§ **Set problem**
Please say how many lines of the listing hold "JSON", with no other words in the answer.

Dataset items
++++++

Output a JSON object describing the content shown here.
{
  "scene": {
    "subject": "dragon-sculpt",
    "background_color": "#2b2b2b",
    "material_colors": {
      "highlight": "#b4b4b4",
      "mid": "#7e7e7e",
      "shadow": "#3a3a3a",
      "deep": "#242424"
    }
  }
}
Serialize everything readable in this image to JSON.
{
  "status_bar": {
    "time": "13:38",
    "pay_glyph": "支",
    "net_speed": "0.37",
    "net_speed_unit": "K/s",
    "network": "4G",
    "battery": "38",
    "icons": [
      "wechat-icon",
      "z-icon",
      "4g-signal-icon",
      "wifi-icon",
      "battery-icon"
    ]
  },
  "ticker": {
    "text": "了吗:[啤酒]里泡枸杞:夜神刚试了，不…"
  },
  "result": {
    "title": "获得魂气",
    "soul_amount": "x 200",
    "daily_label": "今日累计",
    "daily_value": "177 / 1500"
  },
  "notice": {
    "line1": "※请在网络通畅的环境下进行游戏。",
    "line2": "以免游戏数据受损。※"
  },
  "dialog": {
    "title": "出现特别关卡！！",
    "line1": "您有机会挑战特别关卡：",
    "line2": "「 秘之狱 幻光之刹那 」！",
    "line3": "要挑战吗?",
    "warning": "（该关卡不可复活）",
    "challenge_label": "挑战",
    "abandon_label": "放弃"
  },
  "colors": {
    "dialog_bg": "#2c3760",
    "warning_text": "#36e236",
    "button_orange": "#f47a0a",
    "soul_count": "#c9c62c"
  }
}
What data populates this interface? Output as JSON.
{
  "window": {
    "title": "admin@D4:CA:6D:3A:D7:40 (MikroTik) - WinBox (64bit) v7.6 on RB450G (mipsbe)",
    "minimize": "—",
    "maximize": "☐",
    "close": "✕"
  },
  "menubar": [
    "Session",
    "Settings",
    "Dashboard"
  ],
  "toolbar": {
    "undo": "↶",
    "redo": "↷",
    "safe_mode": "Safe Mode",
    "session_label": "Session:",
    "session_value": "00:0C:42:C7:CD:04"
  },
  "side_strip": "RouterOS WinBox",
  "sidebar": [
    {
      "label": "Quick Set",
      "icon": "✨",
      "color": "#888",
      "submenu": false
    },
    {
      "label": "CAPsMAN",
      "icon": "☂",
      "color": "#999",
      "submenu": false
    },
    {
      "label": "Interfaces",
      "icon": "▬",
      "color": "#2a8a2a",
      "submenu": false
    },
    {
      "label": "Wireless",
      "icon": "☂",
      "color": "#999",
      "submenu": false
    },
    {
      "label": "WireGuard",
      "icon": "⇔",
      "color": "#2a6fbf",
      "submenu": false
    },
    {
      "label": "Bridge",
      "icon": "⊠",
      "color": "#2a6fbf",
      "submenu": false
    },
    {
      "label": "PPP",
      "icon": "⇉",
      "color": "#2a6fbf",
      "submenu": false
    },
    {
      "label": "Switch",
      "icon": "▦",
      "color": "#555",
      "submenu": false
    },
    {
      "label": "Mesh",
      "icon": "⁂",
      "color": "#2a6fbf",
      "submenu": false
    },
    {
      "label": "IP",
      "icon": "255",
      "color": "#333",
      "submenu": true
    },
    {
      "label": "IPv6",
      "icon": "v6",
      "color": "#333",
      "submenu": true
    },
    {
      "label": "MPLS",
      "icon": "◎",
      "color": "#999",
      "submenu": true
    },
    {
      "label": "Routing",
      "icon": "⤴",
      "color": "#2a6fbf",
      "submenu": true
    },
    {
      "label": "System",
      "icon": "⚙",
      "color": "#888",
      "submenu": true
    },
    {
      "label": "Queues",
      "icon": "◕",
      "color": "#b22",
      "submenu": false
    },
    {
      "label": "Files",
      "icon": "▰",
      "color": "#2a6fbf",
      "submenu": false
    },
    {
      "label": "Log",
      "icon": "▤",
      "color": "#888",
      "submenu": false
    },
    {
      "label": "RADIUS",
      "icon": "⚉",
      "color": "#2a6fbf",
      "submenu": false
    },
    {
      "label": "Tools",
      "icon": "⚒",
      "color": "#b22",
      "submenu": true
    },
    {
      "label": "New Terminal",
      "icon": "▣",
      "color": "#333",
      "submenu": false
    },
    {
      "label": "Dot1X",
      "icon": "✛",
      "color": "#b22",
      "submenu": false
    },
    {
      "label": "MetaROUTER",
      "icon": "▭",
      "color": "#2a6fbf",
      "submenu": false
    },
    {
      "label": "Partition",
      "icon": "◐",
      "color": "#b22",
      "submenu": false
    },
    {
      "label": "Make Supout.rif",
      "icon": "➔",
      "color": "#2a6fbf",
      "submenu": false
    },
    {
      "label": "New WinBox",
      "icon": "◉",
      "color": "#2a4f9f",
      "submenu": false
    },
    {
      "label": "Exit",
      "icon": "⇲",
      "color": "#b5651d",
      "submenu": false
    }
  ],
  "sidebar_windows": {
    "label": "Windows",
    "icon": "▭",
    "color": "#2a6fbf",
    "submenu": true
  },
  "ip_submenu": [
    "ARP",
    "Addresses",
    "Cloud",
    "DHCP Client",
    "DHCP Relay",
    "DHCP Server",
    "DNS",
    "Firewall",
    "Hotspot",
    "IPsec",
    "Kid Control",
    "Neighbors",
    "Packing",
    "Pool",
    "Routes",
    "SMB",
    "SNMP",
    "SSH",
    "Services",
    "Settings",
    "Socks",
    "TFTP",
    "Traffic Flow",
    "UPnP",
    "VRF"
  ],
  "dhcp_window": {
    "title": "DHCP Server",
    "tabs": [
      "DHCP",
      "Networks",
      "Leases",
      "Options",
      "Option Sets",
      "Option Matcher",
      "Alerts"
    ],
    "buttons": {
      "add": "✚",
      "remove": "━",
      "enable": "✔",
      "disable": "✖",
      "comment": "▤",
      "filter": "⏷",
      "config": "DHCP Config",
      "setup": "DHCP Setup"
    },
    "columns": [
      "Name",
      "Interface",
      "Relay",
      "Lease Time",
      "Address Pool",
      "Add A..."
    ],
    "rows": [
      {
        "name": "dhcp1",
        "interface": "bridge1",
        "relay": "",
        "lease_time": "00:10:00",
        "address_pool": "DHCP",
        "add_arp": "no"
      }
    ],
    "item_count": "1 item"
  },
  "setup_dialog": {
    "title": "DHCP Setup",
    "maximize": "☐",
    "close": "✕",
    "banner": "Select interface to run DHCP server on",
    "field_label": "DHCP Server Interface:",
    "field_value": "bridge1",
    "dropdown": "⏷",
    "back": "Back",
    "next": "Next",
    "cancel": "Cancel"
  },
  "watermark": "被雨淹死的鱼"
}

++++++

§ **Task answer**
3